Task: Your task is to tally the lines of the listing containing the word "Donzelot" and report the figure alone.
--- START ---
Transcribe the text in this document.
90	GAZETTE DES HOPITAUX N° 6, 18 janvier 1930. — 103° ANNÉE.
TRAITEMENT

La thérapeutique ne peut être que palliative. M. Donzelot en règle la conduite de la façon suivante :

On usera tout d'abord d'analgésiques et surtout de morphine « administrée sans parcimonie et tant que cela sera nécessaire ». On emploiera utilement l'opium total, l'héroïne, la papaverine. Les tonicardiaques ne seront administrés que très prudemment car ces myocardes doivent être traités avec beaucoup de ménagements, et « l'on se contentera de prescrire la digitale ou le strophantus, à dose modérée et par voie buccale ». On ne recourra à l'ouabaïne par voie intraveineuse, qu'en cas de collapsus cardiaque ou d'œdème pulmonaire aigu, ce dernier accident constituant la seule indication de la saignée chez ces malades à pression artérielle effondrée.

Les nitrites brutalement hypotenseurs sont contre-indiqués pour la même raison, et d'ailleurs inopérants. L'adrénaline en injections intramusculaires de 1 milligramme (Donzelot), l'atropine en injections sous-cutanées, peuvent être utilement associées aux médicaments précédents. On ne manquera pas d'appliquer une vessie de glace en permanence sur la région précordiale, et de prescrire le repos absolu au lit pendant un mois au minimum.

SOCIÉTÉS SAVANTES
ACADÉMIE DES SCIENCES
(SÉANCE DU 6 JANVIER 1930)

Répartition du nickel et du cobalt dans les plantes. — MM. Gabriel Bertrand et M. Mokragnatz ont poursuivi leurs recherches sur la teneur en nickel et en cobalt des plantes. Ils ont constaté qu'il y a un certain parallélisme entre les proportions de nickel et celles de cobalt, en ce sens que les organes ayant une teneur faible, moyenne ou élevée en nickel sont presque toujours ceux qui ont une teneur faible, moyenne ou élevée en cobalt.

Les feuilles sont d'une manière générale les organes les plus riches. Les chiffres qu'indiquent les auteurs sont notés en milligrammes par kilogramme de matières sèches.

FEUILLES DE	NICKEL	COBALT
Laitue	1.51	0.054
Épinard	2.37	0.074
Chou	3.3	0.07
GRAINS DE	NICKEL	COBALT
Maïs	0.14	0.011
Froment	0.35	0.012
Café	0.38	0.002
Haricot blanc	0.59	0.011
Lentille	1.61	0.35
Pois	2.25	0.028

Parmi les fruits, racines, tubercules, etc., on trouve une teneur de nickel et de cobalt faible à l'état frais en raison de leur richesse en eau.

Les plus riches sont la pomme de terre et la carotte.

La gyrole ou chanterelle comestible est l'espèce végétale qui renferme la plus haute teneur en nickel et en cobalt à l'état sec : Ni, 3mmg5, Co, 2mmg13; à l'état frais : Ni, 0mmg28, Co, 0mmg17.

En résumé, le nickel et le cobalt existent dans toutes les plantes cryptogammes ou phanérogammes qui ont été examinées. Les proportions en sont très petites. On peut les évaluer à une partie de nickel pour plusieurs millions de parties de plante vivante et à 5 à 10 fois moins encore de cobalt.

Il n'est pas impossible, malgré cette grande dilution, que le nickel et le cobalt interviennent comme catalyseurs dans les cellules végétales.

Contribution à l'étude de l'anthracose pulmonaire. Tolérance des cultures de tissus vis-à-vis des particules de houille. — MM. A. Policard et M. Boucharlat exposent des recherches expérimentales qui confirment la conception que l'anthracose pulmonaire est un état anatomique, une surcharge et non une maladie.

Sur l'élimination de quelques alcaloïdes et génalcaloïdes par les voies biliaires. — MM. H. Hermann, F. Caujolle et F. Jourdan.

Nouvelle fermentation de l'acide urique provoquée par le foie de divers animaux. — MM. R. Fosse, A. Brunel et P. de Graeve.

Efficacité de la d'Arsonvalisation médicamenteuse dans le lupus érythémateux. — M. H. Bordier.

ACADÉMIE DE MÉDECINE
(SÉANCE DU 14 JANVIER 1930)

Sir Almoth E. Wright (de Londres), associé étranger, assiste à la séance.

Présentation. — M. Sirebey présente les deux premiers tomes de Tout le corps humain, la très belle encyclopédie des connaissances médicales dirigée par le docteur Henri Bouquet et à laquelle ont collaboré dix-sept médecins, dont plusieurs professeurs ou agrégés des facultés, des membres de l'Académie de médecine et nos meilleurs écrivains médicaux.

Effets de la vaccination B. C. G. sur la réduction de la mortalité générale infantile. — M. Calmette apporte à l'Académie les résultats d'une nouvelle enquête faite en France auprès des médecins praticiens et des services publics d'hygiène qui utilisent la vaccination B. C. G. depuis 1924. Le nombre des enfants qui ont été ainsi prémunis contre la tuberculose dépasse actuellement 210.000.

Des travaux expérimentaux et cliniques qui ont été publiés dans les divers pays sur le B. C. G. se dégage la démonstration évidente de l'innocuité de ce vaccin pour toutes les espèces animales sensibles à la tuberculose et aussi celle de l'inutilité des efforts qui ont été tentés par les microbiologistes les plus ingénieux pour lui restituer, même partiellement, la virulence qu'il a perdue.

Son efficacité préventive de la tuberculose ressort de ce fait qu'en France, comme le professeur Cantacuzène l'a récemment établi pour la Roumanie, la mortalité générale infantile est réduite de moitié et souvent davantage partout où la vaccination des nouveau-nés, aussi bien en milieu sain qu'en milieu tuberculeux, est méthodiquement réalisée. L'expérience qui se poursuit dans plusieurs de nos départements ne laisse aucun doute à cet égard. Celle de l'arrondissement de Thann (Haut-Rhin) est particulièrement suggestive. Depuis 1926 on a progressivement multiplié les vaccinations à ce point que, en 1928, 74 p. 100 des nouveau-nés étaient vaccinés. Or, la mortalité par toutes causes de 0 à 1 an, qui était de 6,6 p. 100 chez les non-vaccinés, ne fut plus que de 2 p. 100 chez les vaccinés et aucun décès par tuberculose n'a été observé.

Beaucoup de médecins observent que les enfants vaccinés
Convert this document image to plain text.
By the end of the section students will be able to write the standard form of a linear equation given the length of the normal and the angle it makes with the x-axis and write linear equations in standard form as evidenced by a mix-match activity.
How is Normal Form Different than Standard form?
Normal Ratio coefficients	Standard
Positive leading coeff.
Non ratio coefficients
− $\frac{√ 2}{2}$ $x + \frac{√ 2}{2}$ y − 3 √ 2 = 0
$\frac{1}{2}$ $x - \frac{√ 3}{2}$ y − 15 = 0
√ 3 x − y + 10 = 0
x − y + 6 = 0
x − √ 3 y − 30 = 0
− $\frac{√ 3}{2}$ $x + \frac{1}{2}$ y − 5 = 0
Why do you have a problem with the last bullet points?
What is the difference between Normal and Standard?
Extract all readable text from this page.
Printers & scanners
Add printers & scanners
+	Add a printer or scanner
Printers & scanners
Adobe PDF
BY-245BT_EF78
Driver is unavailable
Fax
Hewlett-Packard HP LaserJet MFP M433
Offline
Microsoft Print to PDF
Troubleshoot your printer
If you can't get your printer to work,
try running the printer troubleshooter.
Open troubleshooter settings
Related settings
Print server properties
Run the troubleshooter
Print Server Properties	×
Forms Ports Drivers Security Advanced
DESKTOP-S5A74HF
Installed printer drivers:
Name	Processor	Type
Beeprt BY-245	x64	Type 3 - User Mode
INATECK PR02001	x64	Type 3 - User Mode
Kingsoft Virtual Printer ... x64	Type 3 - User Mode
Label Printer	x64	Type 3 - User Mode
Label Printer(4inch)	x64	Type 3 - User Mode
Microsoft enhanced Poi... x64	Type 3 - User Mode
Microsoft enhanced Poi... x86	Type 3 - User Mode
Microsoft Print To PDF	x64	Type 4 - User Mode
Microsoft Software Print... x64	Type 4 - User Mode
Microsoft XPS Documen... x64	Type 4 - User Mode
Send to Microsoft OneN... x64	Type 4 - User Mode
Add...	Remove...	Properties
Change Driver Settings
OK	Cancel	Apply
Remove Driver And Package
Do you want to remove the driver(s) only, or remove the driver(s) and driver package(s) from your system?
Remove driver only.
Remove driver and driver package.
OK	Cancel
--- END ---
Written solution: 2